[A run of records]
※
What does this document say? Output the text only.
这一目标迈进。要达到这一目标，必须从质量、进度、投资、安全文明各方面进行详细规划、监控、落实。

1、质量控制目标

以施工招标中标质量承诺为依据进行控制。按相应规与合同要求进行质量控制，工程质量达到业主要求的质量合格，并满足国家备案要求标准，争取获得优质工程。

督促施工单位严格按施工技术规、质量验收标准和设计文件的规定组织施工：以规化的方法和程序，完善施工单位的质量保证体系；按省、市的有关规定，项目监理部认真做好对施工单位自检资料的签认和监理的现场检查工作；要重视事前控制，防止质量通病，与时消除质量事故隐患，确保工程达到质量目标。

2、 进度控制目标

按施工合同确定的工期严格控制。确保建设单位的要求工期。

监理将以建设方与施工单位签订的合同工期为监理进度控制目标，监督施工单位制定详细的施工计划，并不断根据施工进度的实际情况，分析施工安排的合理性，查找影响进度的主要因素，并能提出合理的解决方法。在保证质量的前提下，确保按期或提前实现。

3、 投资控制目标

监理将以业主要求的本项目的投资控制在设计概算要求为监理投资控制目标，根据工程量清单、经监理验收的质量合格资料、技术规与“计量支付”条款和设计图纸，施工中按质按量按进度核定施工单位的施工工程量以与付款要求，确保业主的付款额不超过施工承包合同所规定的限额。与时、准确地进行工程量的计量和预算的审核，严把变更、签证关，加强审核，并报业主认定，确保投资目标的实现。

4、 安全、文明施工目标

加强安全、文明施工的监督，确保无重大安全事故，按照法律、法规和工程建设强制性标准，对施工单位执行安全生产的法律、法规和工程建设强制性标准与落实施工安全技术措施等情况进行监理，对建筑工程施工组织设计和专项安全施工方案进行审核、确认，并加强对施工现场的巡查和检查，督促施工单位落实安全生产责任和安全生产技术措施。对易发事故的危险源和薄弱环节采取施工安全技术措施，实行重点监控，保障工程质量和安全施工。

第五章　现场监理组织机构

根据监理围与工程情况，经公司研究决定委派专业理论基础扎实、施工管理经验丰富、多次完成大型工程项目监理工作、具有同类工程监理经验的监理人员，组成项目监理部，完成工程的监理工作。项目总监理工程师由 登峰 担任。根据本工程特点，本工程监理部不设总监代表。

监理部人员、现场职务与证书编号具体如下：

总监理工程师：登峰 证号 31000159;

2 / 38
※
**YOUR TASK:**
Transcribe the material above in its entirety. Match it exactly.

**OUTPUT FOR THIS EXERCISE:**
What does this document say? Output the text only.
这一目标迈进。要达到这一目标，必须从质量、进度、投资、安全文明各方面进行详细规划、监控、落实。

1、质量控制目标

以施工招标中标质量承诺为依据进行控制。按相应规与合同要求进行质量控制，工程质量达到业主要求的质量合格，并满足国家备案要求标准，争取获得优质工程。

督促施工单位严格按施工技术规、质量验收标准和设计文件的规定组织施工：以规化的方法和程序，完善施工单位的质量保证体系；按省、市的有关规定，项目监理部认真做好对施工单位自检资料的签认和监理的现场检查工作；要重视事前控制，防止质量通病，与时消除质量事故隐患，确保工程达到质量目标。

2、 进度控制目标

按施工合同确定的工期严格控制。确保建设单位的要求工期。

监理将以建设方与施工单位签订的合同工期为监理进度控制目标，监督施工单位制定详细的施工计划，并不断根据施工进度的实际情况，分析施工安排的合理性，查找影响进度的主要因素，并能提出合理的解决方法。在保证质量的前提下，确保按期或提前实现。

3、 投资控制目标

监理将以业主要求的本项目的投资控制在设计概算要求为监理投资控制目标，根据工程量清单、经监理验收的质量合格资料、技术规与“计量支付”条款和设计图纸，施工中按质按量按进度核定施工单位的施工工程量以与付款要求，确保业主的付款额不超过施工承包合同所规定的限额。与时、准确地进行工程量的计量和预算的审核，严把变更、签证关，加强审核，并报业主认定，确保投资目标的实现。

4、 安全、文明施工目标

加强安全、文明施工的监督，确保无重大安全事故，按照法律、法规和工程建设强制性标准，对施工单位执行安全生产的法律、法规和工程建设强制性标准与落实施工安全技术措施等情况进行监理，对建筑工程施工组织设计和专项安全施工方案进行审核、确认，并加强对施工现场的巡查和检查，督促施工单位落实安全生产责任和安全生产技术措施。对易发事故的危险源和薄弱环节采取施工安全技术措施，实行重点监控，保障工程质量和安全施工。

第五章　现场监理组织机构

根据监理围与工程情况，经公司研究决定委派专业理论基础扎实、施工管理经验丰富、多次完成大型工程项目监理工作、具有同类工程监理经验的监理人员，组成项目监理部，完成工程的监理工作。项目总监理工程师由 登峰 担任。根据本工程特点，本工程监理部不设总监代表。

监理部人员、现场职务与证书编号具体如下：

总监理工程师：登峰 证号 31000159;

2 / 38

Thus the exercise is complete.